### BRIEF
Write out each record below exactly as it appears, with no pictures.

━━ WORKING DATA

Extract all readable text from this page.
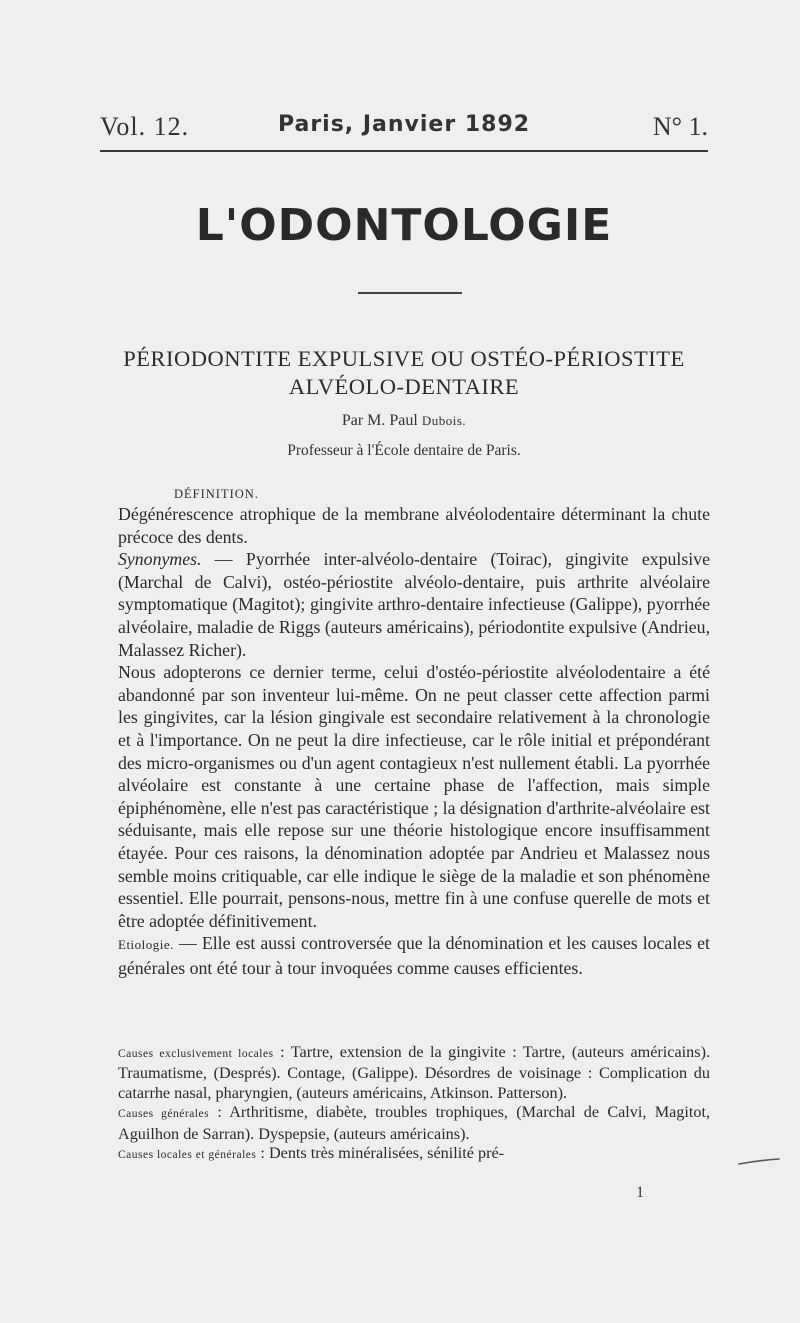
Vol. 12.	Paris, Janvier 1892	N° 1.
L'ODONTOLOGIE
PÉRIODONTITE EXPULSIVE OU OSTÉO-PÉRIOSTITE
ALVÉOLO-DENTAIRE
Par M. Paul Dubois.
Professeur à l'École dentaire de Paris.
DÉFINITION.

Dégénérescence atrophique de la membrane alvéolodentaire déterminant la chute précoce des dents.

Synonymes. — Pyorrhée inter-alvéolo-dentaire (Toirac), gingivite expulsive (Marchal de Calvi), ostéo-périostite alvéolo-dentaire, puis arthrite alvéolaire symptomatique (Magitot); gingivite arthro-dentaire infectieuse (Galippe), pyorrhée alvéolaire, maladie de Riggs (auteurs américains), périodontite expulsive (Andrieu, Malassez Richer).

Nous adopterons ce dernier terme, celui d'ostéo-périostite alvéolodentaire a été abandonné par son inventeur lui-même. On ne peut classer cette affection parmi les gingivites, car la lésion gingivale est secondaire relativement à la chronologie et à l'importance. On ne peut la dire infectieuse, car le rôle initial et prépondérant des micro-organismes ou d'un agent contagieux n'est nullement établi. La pyorrhée alvéolaire est constante à une certaine phase de l'affection, mais simple épiphénomène, elle n'est pas caractéristique ; la désignation d'arthrite-alvéolaire est séduisante, mais elle repose sur une théorie histologique encore insuffisamment étayée. Pour ces raisons, la dénomination adoptée par Andrieu et Malassez nous semble moins critiquable, car elle indique le siège de la maladie et son phénomène essentiel. Elle pourrait, pensons-nous, mettre fin à une confuse querelle de mots et être adoptée définitivement.

Etiologie. — Elle est aussi controversée que la dénomination et les causes locales et générales ont été tour à tour invoquées comme causes efficientes.

Causes exclusivement locales : Tartre, extension de la gingivite : Tartre, (auteurs américains). Traumatisme, (Després). Contage, (Galippe). Désordres de voisinage : Complication du catarrhe nasal, pharyngien, (auteurs américains, Atkinson. Patterson).

Causes générales : Arthritisme, diabète, troubles trophiques, (Marchal de Calvi, Magitot, Aguilhon de Sarran). Dyspepsie, (auteurs américains).

Causes locales et générales : Dents très minéralisées, sénilité pré-

1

━━━━

### RESPONSE TO THIS EXERCISE
Extract all readable text from this page.
Vol. 12.	Paris, Janvier 1892	N° 1.
L'ODONTOLOGIE
PÉRIODONTITE EXPULSIVE OU OSTÉO-PÉRIOSTITE
ALVÉOLO-DENTAIRE
Par M. Paul Dubois.
Professeur à l'École dentaire de Paris.
DÉFINITION.

Dégénérescence atrophique de la membrane alvéolodentaire déterminant la chute précoce des dents.

Synonymes. — Pyorrhée inter-alvéolo-dentaire (Toirac), gingivite expulsive (Marchal de Calvi), ostéo-périostite alvéolo-dentaire, puis arthrite alvéolaire symptomatique (Magitot); gingivite arthro-dentaire infectieuse (Galippe), pyorrhée alvéolaire, maladie de Riggs (auteurs américains), périodontite expulsive (Andrieu, Malassez Richer).

Nous adopterons ce dernier terme, celui d'ostéo-périostite alvéolodentaire a été abandonné par son inventeur lui-même. On ne peut classer cette affection parmi les gingivites, car la lésion gingivale est secondaire relativement à la chronologie et à l'importance. On ne peut la dire infectieuse, car le rôle initial et prépondérant des micro-organismes ou d'un agent contagieux n'est nullement établi. La pyorrhée alvéolaire est constante à une certaine phase de l'affection, mais simple épiphénomène, elle n'est pas caractéristique ; la désignation d'arthrite-alvéolaire est séduisante, mais elle repose sur une théorie histologique encore insuffisamment étayée. Pour ces raisons, la dénomination adoptée par Andrieu et Malassez nous semble moins critiquable, car elle indique le siège de la maladie et son phénomène essentiel. Elle pourrait, pensons-nous, mettre fin à une confuse querelle de mots et être adoptée définitivement.

Etiologie. — Elle est aussi controversée que la dénomination et les causes locales et générales ont été tour à tour invoquées comme causes efficientes.

Causes exclusivement locales : Tartre, extension de la gingivite : Tartre, (auteurs américains). Traumatisme, (Després). Contage, (Galippe). Désordres de voisinage : Complication du catarrhe nasal, pharyngien, (auteurs américains, Atkinson. Patterson).

Causes générales : Arthritisme, diabète, troubles trophiques, (Marchal de Calvi, Magitot, Aguilhon de Sarran). Dyspepsie, (auteurs américains).

Causes locales et générales : Dents très minéralisées, sénilité pré-

1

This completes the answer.